_DATA SHOWN_.
● ● ● ● ●
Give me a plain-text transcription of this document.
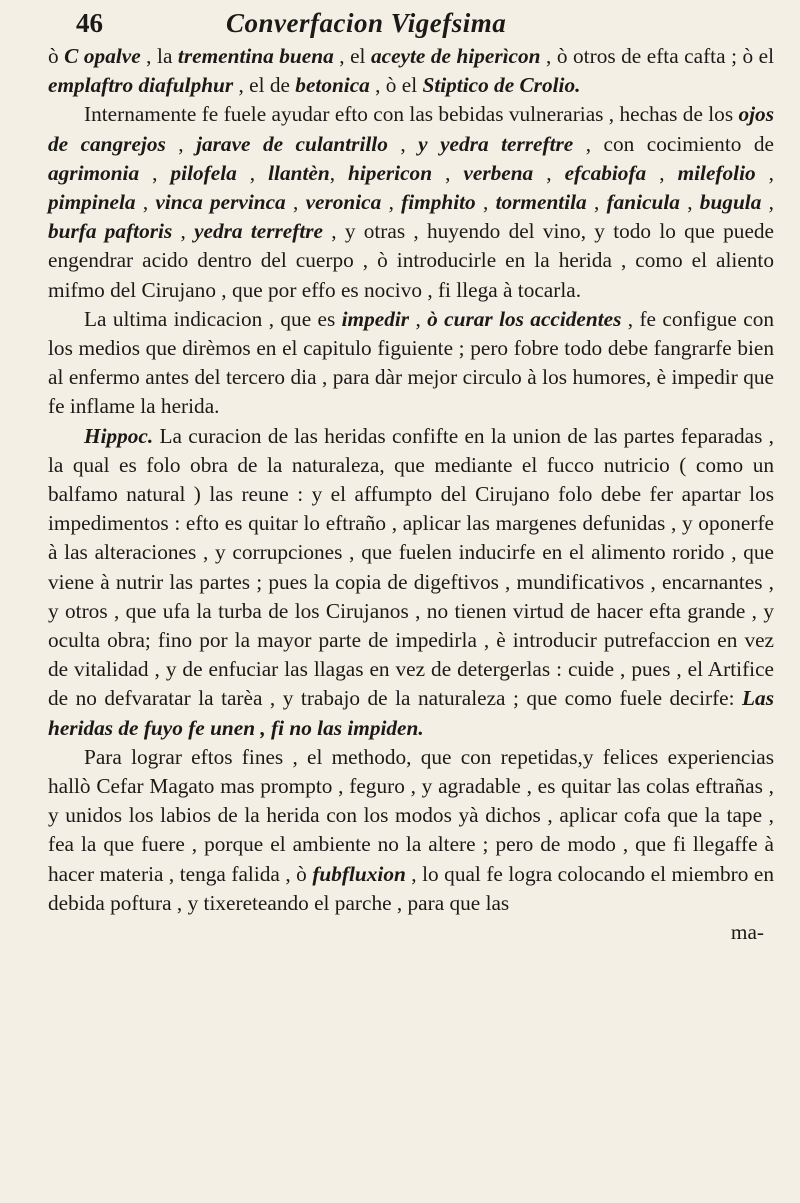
46	Converfacion Vigefsima

ò C opalve , la trementina buena , el aceyte de hiperìcon , ò otros de efta cafta ; ò el emplaftro diafulphur , el de betonica , ò el Stiptico de Crolio.

Internamente fe fuele ayudar efto con las bebidas vulnerarias , hechas de los ojos de cangrejos , jarave de culantrillo , y yedra terreftre , con cocimiento de agrimonia , pilofela , llantèn, hipericon , verbena , efcabiofa , milefolio , pimpinela , vinca pervinca , veronica , fimphito , tormentila , fanicula , bugula , burfa paftoris , yedra terreftre , y otras , huyendo del vino, y todo lo que puede engendrar acido dentro del cuerpo , ò introducirle en la herida , como el aliento mifmo del Cirujano , que por effo es nocivo , fi llega à tocarla.

La ultima indicacion , que es impedir , ò curar los accidentes , fe configue con los medios que dirèmos en el capitulo figuiente ; pero fobre todo debe fangrarfe bien al enfermo antes del tercero dia , para dàr mejor circulo à los humores, è impedir que fe inflame la herida.

Hippoc. La curacion de las heridas confifte en la union de las partes feparadas , la qual es folo obra de la naturaleza, que mediante el fucco nutricio ( como un balfamo natural ) las reune : y el affumpto del Cirujano folo debe fer apartar los impedimentos : efto es quitar lo eftraño , aplicar las margenes defunidas , y oponerfe à las alteraciones , y corrupciones , que fuelen inducirfe en el alimento rorido , que viene à nutrir las partes ; pues la copia de digeftivos , mundificativos , encarnantes , y otros , que ufa la turba de los Cirujanos , no tienen virtud de hacer efta grande , y oculta obra; fino por la mayor parte de impedirla , è introducir putrefaccion en vez de vitalidad , y de enfuciar las llagas en vez de detergerlas : cuide , pues , el Artifice de no defvaratar la tarèa , y trabajo de la naturaleza ; que como fuele decirfe: Las heridas de fuyo fe unen , fi no las impiden.

Para lograr eftos fines , el methodo, que con repetidas,y felices experiencias hallò Cefar Magato mas prompto , feguro , y agradable , es quitar las colas eftrañas , y unidos los labios de la herida con los modos yà dichos , aplicar cofa que la tape , fea la que fuere , porque el ambiente no la altere ; pero de modo , que fi llegaffe à hacer materia , tenga falida , ò fubfluxion , lo qual fe logra colocando el miembro en debida poftura , y tixereteando el parche , para que las

ma-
● ● ● ● ●
_WHAT YOU ARE ASKED TO DO_. Every record above must reappear exactly in the answer, minus its pictures.

_YOUR RESPONSE_.
Give me a plain-text transcription of this document.
46	Converfacion Vigefsima

ò C opalve , la trementina buena , el aceyte de hiperìcon , ò otros de efta cafta ; ò el emplaftro diafulphur , el de betonica , ò el Stiptico de Crolio.

Internamente fe fuele ayudar efto con las bebidas vulnerarias , hechas de los ojos de cangrejos , jarave de culantrillo , y yedra terreftre , con cocimiento de agrimonia , pilofela , llantèn, hipericon , verbena , efcabiofa , milefolio , pimpinela , vinca pervinca , veronica , fimphito , tormentila , fanicula , bugula , burfa paftoris , yedra terreftre , y otras , huyendo del vino, y todo lo que puede engendrar acido dentro del cuerpo , ò introducirle en la herida , como el aliento mifmo del Cirujano , que por effo es nocivo , fi llega à tocarla.

La ultima indicacion , que es impedir , ò curar los accidentes , fe configue con los medios que dirèmos en el capitulo figuiente ; pero fobre todo debe fangrarfe bien al enfermo antes del tercero dia , para dàr mejor circulo à los humores, è impedir que fe inflame la herida.

Hippoc. La curacion de las heridas confifte en la union de las partes feparadas , la qual es folo obra de la naturaleza, que mediante el fucco nutricio ( como un balfamo natural ) las reune : y el affumpto del Cirujano folo debe fer apartar los impedimentos : efto es quitar lo eftraño , aplicar las margenes defunidas , y oponerfe à las alteraciones , y corrupciones , que fuelen inducirfe en el alimento rorido , que viene à nutrir las partes ; pues la copia de digeftivos , mundificativos , encarnantes , y otros , que ufa la turba de los Cirujanos , no tienen virtud de hacer efta grande , y oculta obra; fino por la mayor parte de impedirla , è introducir putrefaccion en vez de vitalidad , y de enfuciar las llagas en vez de detergerlas : cuide , pues , el Artifice de no defvaratar la tarèa , y trabajo de la naturaleza ; que como fuele decirfe: Las heridas de fuyo fe unen , fi no las impiden.

Para lograr eftos fines , el methodo, que con repetidas,y felices experiencias hallò Cefar Magato mas prompto , feguro , y agradable , es quitar las colas eftrañas , y unidos los labios de la herida con los modos yà dichos , aplicar cofa que la tape , fea la que fuere , porque el ambiente no la altere ; pero de modo , que fi llegaffe à hacer materia , tenga falida , ò fubfluxion , lo qual fe logra colocando el miembro en debida poftura , y tixereteando el parche , para que las

ma-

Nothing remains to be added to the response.